(Set exercise) Find every line in the records below that holds the word "film", and copy it out.

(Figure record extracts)
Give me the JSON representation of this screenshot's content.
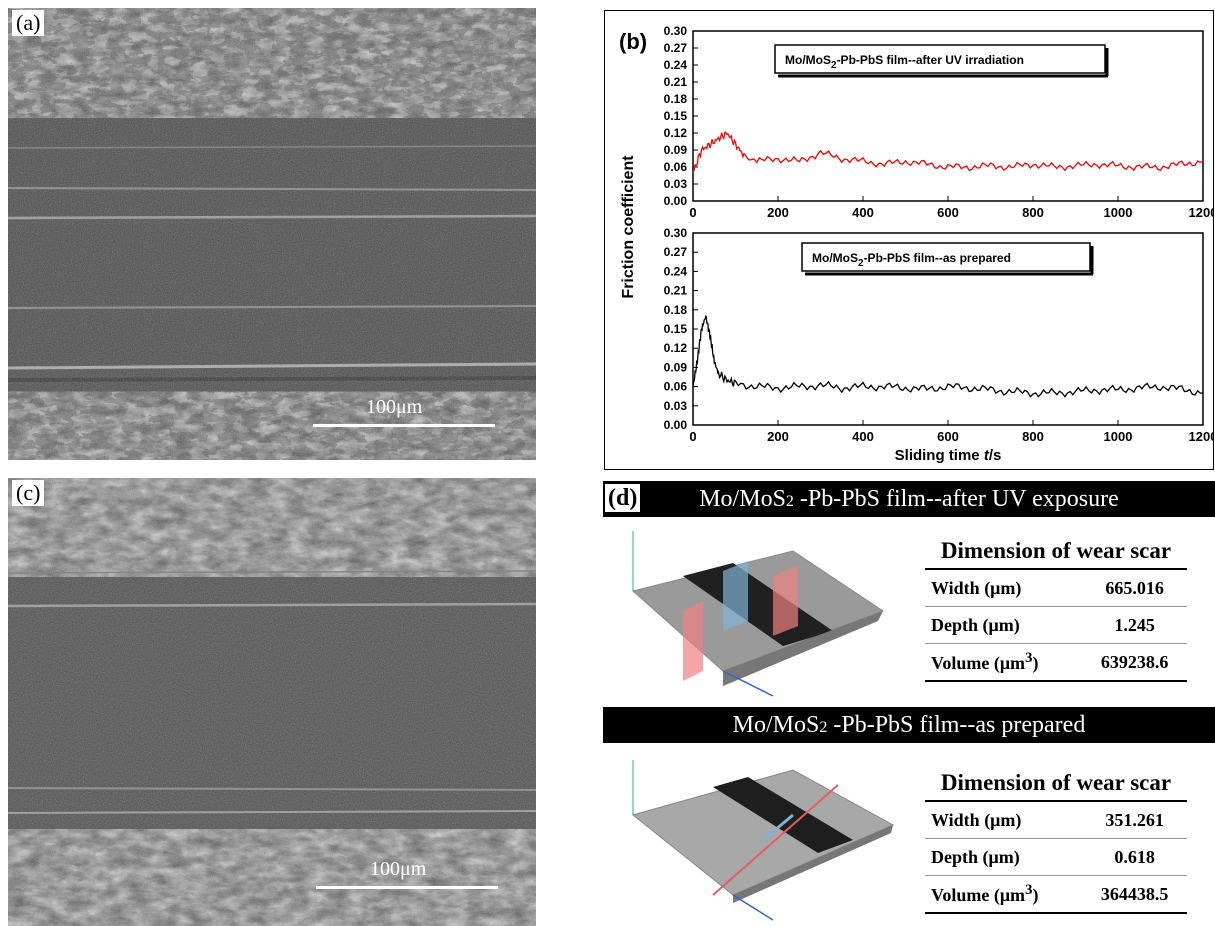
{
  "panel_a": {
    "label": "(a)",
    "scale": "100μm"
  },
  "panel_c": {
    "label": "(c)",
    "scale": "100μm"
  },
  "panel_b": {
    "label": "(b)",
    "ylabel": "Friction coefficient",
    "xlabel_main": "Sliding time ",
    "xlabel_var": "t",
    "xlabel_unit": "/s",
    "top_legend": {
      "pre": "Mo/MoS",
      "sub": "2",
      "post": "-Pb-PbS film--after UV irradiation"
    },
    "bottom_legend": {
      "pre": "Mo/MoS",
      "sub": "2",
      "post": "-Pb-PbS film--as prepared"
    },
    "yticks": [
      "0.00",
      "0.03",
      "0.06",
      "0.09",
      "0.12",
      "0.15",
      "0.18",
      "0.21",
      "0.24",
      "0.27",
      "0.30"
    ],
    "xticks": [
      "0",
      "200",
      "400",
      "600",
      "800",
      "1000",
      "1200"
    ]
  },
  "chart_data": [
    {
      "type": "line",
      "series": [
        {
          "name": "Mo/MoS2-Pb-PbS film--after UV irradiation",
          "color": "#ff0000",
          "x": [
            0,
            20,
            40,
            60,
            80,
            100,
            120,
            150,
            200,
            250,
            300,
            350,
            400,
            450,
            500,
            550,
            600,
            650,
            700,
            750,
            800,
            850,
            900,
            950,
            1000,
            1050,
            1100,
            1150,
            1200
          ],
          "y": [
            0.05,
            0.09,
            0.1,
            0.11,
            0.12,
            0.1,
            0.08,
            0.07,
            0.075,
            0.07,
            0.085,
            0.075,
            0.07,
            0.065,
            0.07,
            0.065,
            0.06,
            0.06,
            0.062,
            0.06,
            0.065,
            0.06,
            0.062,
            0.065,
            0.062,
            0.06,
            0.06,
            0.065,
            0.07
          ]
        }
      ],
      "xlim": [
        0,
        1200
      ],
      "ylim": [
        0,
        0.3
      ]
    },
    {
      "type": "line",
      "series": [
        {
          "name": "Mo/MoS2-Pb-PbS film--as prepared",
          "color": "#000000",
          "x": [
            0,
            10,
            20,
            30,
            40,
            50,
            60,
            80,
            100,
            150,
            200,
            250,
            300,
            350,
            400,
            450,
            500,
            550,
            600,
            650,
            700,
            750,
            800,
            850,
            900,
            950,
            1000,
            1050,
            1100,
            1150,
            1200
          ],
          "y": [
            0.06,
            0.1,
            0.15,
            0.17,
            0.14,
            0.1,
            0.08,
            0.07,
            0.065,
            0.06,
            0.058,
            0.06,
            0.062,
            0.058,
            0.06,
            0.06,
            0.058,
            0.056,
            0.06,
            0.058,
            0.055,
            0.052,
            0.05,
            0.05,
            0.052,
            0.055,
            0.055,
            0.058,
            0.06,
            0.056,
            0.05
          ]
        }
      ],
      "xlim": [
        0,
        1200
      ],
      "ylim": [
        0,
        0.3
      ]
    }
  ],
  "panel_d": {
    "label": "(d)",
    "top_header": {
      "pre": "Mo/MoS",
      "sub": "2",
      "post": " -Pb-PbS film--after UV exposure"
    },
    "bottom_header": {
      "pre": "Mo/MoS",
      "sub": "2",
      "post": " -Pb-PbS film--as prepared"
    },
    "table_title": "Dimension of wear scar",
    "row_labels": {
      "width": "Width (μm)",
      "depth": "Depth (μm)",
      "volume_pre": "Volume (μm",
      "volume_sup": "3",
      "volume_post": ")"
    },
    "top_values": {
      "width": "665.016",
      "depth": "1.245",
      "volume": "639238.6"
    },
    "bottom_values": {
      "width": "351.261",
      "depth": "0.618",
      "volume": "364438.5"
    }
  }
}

(Answer to this exercise)
      "post": "-Pb-PbS film--after UV irradiation"
      "post": "-Pb-PbS film--as prepared"
          "name": "Mo/MoS2-Pb-PbS film--after UV irradiation",
          "name": "Mo/MoS2-Pb-PbS film--as prepared",
      "post": " -Pb-PbS film--after UV exposure"
      "post": " -Pb-PbS film--as prepared"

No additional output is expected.